··· Passage fourni ···

Pour chaque environnement, trois informations sont recueillies grâce à des échelles de Likert :
- La fréquence d’occurrence
- La gêne auditive
- L’envie d’améliorer sa compréhension
À l’issue de ce profilage auditif, un algorithme détermine une hiérarchisation des environnements sonores et entraîne une évaluation auditive personnalisée.
Trois niveaux de RSB évalués
Après une calibration du niveau de sortie (bruit blanc à 65 dB), le sujet entend une phrase constituée de 3 mots cibles et restitue ce qu’il a compris grâce un QCM à 3 choix par mot cible.
Chaque sous-environnement est testé à 3 niveaux de rapport signal/bruit par une procédure adaptative à la performance.
L’échelle de performance est déterminée à partir de 2 types de données :
- La valeur de performance maximale, après normalisation de chaque phrase auprès de normo-entendants.
- Le niveau moyen de RSB au regard de la littérature12,13.

···

> _Travail demandé 1_:
Traduisez en anglais la phrase suivante du passage fourni : « Chaque sous-environnement est testé à 3 niveaux de rapport signal/bruit par une procédure adaptative à la performance. »
> _Travail demandé 2_:
Citez fidèlement le passage fourni, en commençant à « Pour chaque environnement, trois » et en terminant à « de la littérature12,13. ».

··· Données fournies ···

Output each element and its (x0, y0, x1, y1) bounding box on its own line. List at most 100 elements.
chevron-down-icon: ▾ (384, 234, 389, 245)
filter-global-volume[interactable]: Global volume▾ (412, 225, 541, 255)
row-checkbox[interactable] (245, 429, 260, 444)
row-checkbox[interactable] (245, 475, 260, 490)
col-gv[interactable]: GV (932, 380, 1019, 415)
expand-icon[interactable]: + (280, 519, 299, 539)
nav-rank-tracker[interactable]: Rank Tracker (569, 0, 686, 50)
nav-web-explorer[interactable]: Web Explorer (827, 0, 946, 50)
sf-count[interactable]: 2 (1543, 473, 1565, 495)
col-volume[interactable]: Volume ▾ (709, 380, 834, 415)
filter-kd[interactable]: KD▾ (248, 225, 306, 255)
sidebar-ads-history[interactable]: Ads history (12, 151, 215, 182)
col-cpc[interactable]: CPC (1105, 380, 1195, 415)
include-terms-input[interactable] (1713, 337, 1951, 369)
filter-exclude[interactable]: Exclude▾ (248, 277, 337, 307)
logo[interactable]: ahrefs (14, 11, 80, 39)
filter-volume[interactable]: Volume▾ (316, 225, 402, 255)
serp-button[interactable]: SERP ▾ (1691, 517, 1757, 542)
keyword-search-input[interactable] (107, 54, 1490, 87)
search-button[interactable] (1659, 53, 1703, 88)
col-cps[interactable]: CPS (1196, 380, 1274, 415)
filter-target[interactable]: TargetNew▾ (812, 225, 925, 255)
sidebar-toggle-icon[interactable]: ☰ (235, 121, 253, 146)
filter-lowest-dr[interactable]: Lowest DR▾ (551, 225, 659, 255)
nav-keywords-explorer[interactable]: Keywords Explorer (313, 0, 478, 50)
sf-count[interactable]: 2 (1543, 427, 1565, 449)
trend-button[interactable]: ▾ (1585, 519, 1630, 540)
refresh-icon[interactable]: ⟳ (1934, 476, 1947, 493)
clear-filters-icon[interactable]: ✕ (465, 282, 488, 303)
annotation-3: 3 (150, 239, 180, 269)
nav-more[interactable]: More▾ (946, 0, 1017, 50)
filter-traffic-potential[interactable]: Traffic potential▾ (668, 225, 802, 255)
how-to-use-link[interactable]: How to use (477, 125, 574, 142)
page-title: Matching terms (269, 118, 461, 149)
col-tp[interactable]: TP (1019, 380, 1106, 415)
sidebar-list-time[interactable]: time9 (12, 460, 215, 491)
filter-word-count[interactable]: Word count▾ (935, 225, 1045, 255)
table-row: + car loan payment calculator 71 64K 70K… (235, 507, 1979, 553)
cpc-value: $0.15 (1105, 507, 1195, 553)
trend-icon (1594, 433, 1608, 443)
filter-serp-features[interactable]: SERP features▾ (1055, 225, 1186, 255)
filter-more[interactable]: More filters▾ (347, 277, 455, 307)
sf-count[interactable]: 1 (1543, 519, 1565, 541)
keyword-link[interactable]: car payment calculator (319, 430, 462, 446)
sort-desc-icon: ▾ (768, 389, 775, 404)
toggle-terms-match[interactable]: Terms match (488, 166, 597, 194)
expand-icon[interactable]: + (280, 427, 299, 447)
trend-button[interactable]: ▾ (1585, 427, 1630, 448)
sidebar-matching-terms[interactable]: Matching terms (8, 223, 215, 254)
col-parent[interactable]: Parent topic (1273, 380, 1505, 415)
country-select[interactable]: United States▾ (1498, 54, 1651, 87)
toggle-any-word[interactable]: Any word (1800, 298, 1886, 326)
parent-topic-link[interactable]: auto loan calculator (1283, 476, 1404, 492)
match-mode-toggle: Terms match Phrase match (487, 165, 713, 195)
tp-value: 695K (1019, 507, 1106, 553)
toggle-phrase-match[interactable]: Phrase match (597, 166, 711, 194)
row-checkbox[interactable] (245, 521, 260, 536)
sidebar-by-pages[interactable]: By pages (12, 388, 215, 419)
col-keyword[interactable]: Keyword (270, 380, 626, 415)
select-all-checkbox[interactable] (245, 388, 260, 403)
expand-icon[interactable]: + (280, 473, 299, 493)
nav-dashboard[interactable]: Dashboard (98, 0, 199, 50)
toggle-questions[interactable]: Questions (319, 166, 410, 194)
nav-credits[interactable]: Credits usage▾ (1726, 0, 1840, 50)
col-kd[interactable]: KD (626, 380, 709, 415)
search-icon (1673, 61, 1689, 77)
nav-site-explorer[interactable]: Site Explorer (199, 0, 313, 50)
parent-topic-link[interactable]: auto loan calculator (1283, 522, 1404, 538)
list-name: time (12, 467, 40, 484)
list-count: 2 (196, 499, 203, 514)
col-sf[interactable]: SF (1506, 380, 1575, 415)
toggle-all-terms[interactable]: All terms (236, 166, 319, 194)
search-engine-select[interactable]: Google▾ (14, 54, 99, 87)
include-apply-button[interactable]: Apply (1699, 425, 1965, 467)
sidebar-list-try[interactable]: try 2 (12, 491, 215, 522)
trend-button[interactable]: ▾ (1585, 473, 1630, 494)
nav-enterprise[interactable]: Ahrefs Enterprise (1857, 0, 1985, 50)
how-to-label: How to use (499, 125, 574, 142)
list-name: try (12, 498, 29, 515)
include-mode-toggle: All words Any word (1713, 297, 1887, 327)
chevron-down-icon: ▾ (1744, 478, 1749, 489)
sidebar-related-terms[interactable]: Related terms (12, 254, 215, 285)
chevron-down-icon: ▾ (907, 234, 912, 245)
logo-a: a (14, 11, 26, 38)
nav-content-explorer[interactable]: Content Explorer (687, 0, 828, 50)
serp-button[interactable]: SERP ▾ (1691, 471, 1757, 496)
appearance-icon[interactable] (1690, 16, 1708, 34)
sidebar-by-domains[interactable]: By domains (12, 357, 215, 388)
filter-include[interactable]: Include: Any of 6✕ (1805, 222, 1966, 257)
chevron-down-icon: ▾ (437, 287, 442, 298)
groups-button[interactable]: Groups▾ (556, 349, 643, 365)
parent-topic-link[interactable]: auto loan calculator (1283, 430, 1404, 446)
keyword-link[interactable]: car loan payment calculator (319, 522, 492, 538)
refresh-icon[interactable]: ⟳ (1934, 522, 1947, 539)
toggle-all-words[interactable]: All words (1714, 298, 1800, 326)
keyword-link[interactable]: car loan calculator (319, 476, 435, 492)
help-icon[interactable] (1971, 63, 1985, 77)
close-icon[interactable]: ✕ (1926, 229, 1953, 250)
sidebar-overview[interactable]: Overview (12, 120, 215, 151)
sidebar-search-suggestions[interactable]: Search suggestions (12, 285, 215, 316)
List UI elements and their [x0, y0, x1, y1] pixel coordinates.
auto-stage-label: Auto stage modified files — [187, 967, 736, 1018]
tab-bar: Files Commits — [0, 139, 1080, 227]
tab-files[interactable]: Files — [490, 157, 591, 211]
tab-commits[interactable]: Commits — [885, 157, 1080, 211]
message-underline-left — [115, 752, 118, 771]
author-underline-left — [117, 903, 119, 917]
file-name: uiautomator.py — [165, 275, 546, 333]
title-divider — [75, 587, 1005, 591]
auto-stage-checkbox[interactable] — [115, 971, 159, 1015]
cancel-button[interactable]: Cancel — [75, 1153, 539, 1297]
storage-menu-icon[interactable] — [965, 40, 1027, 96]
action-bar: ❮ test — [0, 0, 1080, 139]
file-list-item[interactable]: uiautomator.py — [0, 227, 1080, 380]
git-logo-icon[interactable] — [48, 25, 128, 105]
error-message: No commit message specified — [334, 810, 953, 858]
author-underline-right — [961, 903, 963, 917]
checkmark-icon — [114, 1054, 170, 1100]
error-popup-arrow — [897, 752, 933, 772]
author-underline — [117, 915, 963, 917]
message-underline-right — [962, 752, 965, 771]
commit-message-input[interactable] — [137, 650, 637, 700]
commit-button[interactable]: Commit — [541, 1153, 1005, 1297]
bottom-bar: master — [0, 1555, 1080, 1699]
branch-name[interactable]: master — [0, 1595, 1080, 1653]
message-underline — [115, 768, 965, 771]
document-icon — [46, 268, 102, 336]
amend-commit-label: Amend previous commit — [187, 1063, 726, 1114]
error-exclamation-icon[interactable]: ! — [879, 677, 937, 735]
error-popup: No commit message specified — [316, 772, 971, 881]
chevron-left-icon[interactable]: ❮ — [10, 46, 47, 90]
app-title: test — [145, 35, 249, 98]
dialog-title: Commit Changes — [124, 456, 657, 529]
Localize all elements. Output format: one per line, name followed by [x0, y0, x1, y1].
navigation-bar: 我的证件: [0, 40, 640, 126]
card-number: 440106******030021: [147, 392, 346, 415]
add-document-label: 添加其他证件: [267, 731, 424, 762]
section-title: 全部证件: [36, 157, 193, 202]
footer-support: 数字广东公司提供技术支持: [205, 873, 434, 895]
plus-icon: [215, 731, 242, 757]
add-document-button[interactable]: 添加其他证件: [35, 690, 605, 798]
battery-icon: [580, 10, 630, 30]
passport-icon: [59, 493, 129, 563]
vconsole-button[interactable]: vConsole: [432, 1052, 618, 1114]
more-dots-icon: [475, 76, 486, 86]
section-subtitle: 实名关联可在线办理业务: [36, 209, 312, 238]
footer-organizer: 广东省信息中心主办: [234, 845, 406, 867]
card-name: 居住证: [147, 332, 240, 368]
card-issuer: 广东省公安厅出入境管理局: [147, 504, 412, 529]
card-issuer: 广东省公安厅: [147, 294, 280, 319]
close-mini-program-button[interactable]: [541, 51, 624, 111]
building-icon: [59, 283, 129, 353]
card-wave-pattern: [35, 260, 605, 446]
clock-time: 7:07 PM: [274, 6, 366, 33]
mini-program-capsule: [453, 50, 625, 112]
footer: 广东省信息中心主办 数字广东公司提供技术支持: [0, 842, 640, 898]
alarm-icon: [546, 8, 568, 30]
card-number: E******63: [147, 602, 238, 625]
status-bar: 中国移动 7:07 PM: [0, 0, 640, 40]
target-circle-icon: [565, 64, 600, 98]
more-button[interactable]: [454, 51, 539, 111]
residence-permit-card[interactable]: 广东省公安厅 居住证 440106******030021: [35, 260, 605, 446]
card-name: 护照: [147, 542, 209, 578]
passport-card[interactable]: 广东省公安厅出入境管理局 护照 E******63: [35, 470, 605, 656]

···

> _Espace de réponse 1_:
Each sub-environment is tested at 3 signal-to-noise ratio levels using a performance-adaptive procedure.

> _Espace de réponse 2_:
Pour chaque environnement, trois informations sont recueillies grâce à des échelles de Likert :
- La fréquence d’occurrence
- La gêne auditive
- L’envie d’améliorer sa compréhension
À l’issue de ce profilage auditif, un algorithme détermine une hiérarchisation des environnements sonores et entraîne une évaluation auditive personnalisée.
Trois niveaux de RSB évalués
Après une calibration du niveau de sortie (bruit blanc à 65 dB), le sujet entend une phrase constituée de 3 mots cibles et restitue ce qu’il a compris grâce un QCM à 3 choix par mot cible.
Chaque sous-environnement est testé à 3 niveaux de rapport signal/bruit par une procédure adaptative à la performance.
L’échelle de performance est déterminée à partir de 2 types de données :
- La valeur de performance maximale, après normalisation de chaque phrase auprès de normo-entendants.
- Le niveau moyen de RSB au regard de la littérature12,13.